**Exercise task:** Read through the data and report every line in which the word "frac" occurs.

--- Start of Records provided ---

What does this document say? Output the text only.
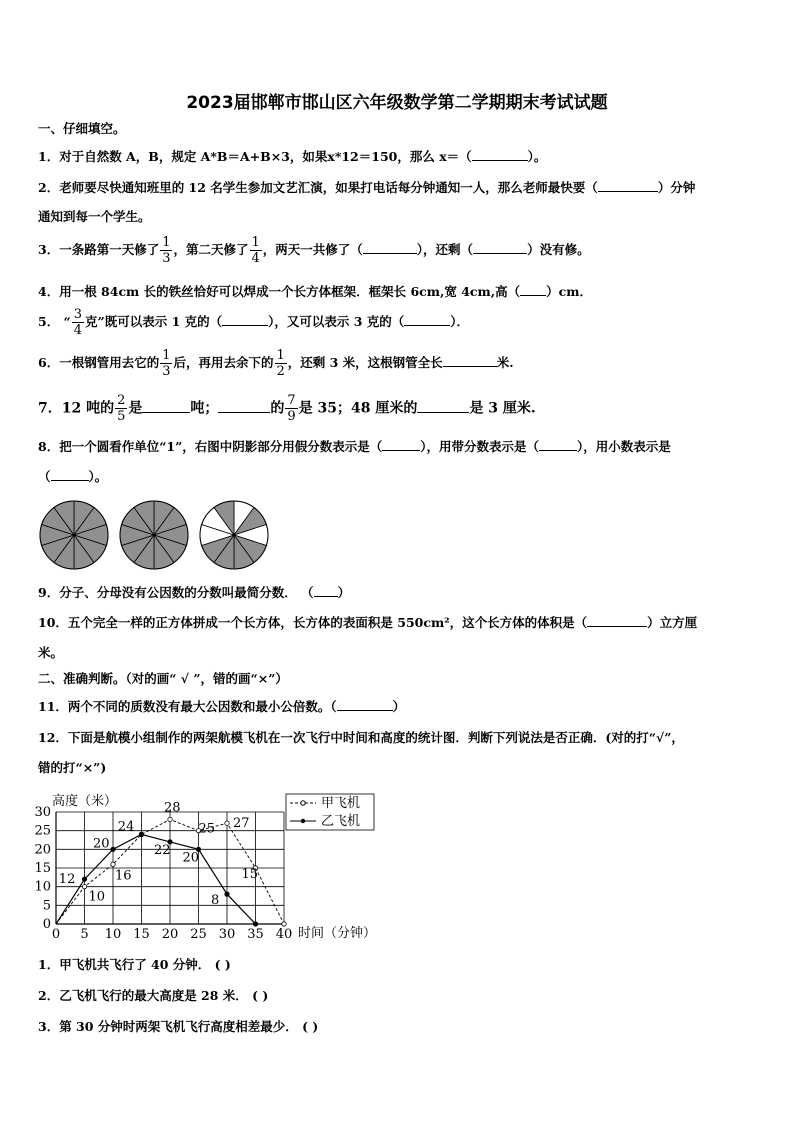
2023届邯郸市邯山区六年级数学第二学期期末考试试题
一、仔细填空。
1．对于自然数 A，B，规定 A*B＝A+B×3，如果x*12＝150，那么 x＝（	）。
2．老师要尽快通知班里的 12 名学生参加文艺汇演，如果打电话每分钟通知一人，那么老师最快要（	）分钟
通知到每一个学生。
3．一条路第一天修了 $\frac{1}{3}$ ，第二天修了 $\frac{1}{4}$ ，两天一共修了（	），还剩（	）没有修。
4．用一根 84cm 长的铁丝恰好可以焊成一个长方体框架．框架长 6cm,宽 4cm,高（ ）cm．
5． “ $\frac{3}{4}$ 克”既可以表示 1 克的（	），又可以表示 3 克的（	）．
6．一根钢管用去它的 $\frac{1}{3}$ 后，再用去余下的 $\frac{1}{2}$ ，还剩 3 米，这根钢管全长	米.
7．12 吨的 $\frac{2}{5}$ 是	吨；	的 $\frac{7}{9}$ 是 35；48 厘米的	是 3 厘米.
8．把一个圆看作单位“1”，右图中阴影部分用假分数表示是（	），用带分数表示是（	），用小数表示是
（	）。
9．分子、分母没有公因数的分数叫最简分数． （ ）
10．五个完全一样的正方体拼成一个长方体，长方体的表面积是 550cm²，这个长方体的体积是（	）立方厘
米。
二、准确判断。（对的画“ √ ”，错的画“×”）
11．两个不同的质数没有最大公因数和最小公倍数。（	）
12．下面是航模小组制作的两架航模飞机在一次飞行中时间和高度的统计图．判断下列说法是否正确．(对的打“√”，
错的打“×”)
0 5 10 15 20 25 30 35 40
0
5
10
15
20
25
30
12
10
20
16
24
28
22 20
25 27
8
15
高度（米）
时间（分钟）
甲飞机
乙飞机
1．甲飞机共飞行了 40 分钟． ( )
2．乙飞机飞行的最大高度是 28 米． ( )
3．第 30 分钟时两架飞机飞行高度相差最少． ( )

--- End of Records provided ---
--- Start of Records provided ---

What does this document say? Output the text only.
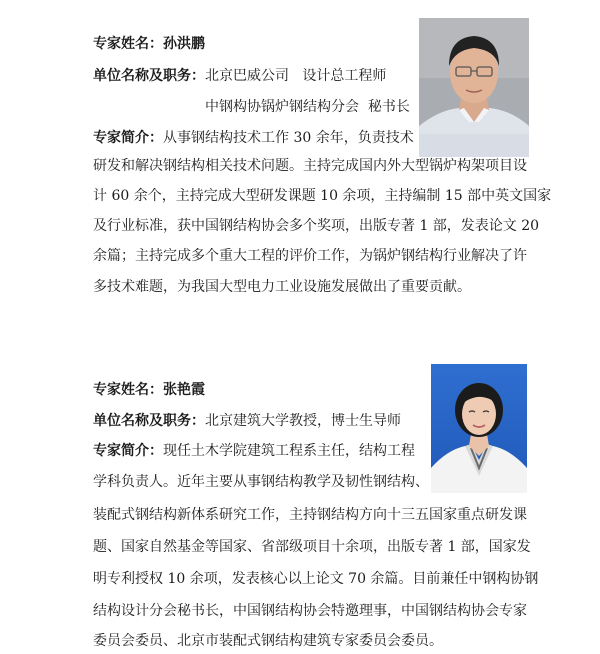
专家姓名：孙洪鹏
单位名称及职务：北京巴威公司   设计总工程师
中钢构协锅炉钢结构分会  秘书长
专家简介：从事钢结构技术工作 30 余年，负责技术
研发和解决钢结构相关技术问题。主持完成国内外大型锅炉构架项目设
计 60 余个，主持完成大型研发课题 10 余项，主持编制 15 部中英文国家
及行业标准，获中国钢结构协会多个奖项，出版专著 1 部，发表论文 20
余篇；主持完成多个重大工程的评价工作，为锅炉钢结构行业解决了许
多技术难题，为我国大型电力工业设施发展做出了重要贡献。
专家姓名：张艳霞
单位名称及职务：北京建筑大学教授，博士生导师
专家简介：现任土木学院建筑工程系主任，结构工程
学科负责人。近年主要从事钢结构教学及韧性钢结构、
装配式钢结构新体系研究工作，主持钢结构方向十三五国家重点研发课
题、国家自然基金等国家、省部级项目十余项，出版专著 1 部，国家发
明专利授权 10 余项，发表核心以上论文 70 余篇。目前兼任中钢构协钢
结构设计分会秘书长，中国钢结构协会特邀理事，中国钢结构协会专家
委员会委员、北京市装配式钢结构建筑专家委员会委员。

--- End of Records provided ---

**Result of the task:**
3．一条路第一天修了 $\frac{1}{3}$ ，第二天修了 $\frac{1}{4}$ ，两天一共修了（	），还剩（	）没有修。
5． “ $\frac{3}{4}$ 克”既可以表示 1 克的（	），又可以表示 3 克的（	）．
6．一根钢管用去它的 $\frac{1}{3}$ 后，再用去余下的 $\frac{1}{2}$ ，还剩 3 米，这根钢管全长	米.
7．12 吨的 $\frac{2}{5}$ 是	吨；	的 $\frac{7}{9}$ 是 35；48 厘米的	是 3 厘米.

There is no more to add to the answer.